■ **Working data**
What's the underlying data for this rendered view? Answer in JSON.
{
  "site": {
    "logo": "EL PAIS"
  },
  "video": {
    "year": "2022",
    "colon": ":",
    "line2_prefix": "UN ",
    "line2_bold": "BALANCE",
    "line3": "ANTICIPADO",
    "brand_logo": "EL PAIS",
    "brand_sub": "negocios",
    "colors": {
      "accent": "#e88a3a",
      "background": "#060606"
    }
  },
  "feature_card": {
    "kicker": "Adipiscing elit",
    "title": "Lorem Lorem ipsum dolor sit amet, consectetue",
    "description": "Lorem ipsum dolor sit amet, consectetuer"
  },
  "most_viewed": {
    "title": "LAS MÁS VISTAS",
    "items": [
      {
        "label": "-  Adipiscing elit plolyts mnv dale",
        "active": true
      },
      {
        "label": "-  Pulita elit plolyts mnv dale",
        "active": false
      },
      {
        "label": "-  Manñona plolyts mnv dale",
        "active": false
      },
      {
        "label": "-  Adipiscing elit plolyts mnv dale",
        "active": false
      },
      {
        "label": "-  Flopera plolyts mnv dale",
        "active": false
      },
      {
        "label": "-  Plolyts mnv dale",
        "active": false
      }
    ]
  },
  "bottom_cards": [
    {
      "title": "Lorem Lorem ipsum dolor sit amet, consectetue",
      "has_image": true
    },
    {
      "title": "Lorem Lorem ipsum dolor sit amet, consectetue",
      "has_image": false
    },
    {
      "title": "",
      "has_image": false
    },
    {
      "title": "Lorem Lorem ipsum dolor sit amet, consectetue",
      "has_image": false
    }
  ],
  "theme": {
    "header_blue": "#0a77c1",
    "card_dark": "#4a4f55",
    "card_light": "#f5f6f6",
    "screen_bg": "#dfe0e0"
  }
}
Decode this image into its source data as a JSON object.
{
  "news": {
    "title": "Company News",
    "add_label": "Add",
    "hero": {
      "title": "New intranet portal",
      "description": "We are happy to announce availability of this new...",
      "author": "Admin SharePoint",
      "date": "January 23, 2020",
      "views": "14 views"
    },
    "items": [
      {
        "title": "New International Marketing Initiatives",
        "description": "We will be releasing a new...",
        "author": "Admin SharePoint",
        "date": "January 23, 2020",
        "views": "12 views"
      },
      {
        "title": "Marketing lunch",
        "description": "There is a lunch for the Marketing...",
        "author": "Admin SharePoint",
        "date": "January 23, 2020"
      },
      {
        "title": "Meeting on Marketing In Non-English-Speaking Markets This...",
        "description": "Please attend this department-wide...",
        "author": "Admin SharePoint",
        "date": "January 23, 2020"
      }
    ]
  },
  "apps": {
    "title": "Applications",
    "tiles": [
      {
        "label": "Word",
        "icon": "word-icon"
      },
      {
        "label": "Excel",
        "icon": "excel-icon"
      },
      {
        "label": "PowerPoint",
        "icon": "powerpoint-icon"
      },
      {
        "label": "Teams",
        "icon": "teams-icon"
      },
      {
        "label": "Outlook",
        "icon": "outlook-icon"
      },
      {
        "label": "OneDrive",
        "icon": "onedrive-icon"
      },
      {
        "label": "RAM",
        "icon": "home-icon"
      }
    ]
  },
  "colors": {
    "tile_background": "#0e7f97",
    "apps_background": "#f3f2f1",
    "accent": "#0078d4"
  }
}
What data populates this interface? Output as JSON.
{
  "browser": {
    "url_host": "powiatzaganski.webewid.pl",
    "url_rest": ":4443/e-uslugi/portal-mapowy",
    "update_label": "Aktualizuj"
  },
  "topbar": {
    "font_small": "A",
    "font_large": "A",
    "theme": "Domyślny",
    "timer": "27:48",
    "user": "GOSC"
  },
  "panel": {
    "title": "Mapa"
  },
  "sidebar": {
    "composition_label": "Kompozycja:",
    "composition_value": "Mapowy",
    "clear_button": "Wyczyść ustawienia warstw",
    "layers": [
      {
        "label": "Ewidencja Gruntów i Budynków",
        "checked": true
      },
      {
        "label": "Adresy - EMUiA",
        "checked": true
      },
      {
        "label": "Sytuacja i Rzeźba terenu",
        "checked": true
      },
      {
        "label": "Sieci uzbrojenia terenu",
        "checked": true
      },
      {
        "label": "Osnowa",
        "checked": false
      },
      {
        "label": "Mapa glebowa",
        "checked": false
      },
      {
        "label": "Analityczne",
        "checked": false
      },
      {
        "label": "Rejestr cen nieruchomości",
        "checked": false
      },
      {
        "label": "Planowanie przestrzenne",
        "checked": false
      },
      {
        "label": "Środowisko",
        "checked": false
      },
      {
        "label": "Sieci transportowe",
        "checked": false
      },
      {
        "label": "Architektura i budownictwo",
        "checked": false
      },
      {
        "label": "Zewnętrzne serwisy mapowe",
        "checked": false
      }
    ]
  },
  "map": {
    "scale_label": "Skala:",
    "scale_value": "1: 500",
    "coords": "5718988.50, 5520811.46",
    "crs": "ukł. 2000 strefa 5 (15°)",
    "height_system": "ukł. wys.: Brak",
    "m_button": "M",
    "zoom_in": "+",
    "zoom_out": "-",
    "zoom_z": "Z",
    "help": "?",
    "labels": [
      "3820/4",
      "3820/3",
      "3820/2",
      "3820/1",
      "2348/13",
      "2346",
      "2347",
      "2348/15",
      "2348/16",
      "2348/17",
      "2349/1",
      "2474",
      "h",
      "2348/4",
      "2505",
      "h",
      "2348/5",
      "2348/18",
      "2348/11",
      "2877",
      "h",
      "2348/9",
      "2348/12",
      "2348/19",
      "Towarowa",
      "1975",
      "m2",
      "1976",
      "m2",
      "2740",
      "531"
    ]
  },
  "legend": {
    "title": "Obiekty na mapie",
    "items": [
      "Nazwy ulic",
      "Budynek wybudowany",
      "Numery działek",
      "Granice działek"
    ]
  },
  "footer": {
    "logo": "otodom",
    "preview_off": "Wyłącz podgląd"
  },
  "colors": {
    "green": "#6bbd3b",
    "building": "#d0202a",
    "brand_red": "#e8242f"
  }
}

■ **What you are asked to do**
From the data above, extract every line in its exact form.

■ **Written reply**
What's the underlying data for this rendered view? Answer in JSON.
{
  "site": {
    "logo": "EL PAIS"
  },
  "video": {
    "year": "2022",
    "colon": ":",
    "line2_prefix": "UN ",
    "line2_bold": "BALANCE",
    "line3": "ANTICIPADO",
    "brand_logo": "EL PAIS",
    "brand_sub": "negocios",
    "colors": {
      "accent": "#e88a3a",
      "background": "#060606"
    }
  },
  "feature_card": {
    "kicker": "Adipiscing elit",
    "title": "Lorem Lorem ipsum dolor sit amet, consectetue",
    "description": "Lorem ipsum dolor sit amet, consectetuer"
  },
  "most_viewed": {
    "title": "LAS MÁS VISTAS",
    "items": [
      {
        "label": "-  Adipiscing elit plolyts mnv dale",
        "active": true
      },
      {
        "label": "-  Pulita elit plolyts mnv dale",
        "active": false
      },
      {
        "label": "-  Manñona plolyts mnv dale",
        "active": false
      },
      {
        "label": "-  Adipiscing elit plolyts mnv dale",
        "active": false
      },
      {
        "label": "-  Flopera plolyts mnv dale",
        "active": false
      },
      {
        "label": "-  Plolyts mnv dale",
        "active": false
      }
    ]
  },
  "bottom_cards": [
    {
      "title": "Lorem Lorem ipsum dolor sit amet, consectetue",
      "has_image": true
    },
    {
      "title": "Lorem Lorem ipsum dolor sit amet, consectetue",
      "has_image": false
    },
    {
      "title": "",
      "has_image": false
    },
    {
      "title": "Lorem Lorem ipsum dolor sit amet, consectetue",
      "has_image": false
    }
  ],
  "theme": {
    "header_blue": "#0a77c1",
    "card_dark": "#4a4f55",
    "card_light": "#f5f6f6",
    "screen_bg": "#dfe0e0"
  }
}
Decode this image into its source data as a JSON object.
{
  "news": {
    "title": "Company News",
    "add_label": "Add",
    "hero": {
      "title": "New intranet portal",
      "description": "We are happy to announce availability of this new...",
      "author": "Admin SharePoint",
      "date": "January 23, 2020",
      "views": "14 views"
    },
    "items": [
      {
        "title": "New International Marketing Initiatives",
        "description": "We will be releasing a new...",
        "author": "Admin SharePoint",
        "date": "January 23, 2020",
        "views": "12 views"
      },
      {
        "title": "Marketing lunch",
        "description": "There is a lunch for the Marketing...",
        "author": "Admin SharePoint",
        "date": "January 23, 2020"
      },
      {
        "title": "Meeting on Marketing In Non-English-Speaking Markets This...",
        "description": "Please attend this department-wide...",
        "author": "Admin SharePoint",
        "date": "January 23, 2020"
      }
    ]
  },
  "apps": {
    "title": "Applications",
    "tiles": [
      {
        "label": "Word",
        "icon": "word-icon"
      },
      {
        "label": "Excel",
        "icon": "excel-icon"
      },
      {
        "label": "PowerPoint",
        "icon": "powerpoint-icon"
      },
      {
        "label": "Teams",
        "icon": "teams-icon"
      },
      {
        "label": "Outlook",
        "icon": "outlook-icon"
      },
      {
        "label": "OneDrive",
        "icon": "onedrive-icon"
      },
      {
        "label": "RAM",
        "icon": "home-icon"
      }
    ]
  },
  "colors": {
    "tile_background": "#0e7f97",
    "apps_background": "#f3f2f1",
    "accent": "#0078d4"
  }
}
What data populates this interface? Output as JSON.
{
  "browser": {
    "url_host": "powiatzaganski.webewid.pl",
    "url_rest": ":4443/e-uslugi/portal-mapowy",
    "update_label": "Aktualizuj"
  },
  "topbar": {
    "font_small": "A",
    "font_large": "A",
    "theme": "Domyślny",
    "timer": "27:48",
    "user": "GOSC"
  },
  "panel": {
    "title": "Mapa"
  },
  "sidebar": {
    "composition_label": "Kompozycja:",
    "composition_value": "Mapowy",
    "clear_button": "Wyczyść ustawienia warstw",
    "layers": [
      {
        "label": "Ewidencja Gruntów i Budynków",
        "checked": true
      },
      {
        "label": "Adresy - EMUiA",
        "checked": true
      },
      {
        "label": "Sytuacja i Rzeźba terenu",
        "checked": true
      },
      {
        "label": "Sieci uzbrojenia terenu",
        "checked": true
      },
      {
        "label": "Osnowa",
        "checked": false
      },
      {
        "label": "Mapa glebowa",
        "checked": false
      },
      {
        "label": "Analityczne",
        "checked": false
      },
      {
        "label": "Rejestr cen nieruchomości",
        "checked": false
      },
      {
        "label": "Planowanie przestrzenne",
        "checked": false
      },
      {
        "label": "Środowisko",
        "checked": false
      },
      {
        "label": "Sieci transportowe",
        "checked": false
      },
      {
        "label": "Architektura i budownictwo",
        "checked": false
      },
      {
        "label": "Zewnętrzne serwisy mapowe",
        "checked": false
      }
    ]
  },
  "map": {
    "scale_label": "Skala:",
    "scale_value": "1: 500",
    "coords": "5718988.50, 5520811.46",
    "crs": "ukł. 2000 strefa 5 (15°)",
    "height_system": "ukł. wys.: Brak",
    "m_button": "M",
    "zoom_in": "+",
    "zoom_out": "-",
    "zoom_z": "Z",
    "help": "?",
    "labels": [
      "3820/4",
      "3820/3",
      "3820/2",
      "3820/1",
      "2348/13",
      "2346",
      "2347",
      "2348/15",
      "2348/16",
      "2348/17",
      "2349/1",
      "2474",
      "h",
      "2348/4",
      "2505",
      "h",
      "2348/5",
      "2348/18",
      "2348/11",
      "2877",
      "h",
      "2348/9",
      "2348/12",
      "2348/19",
      "Towarowa",
      "1975",
      "m2",
      "1976",
      "m2",
      "2740",
      "531"
    ]
  },
  "legend": {
    "title": "Obiekty na mapie",
    "items": [
      "Nazwy ulic",
      "Budynek wybudowany",
      "Numery działek",
      "Granice działek"
    ]
  },
  "footer": {
    "logo": "otodom",
    "preview_off": "Wyłącz podgląd"
  },
  "colors": {
    "green": "#6bbd3b",
    "building": "#d0202a",
    "brand_red": "#e8242f"
  }
}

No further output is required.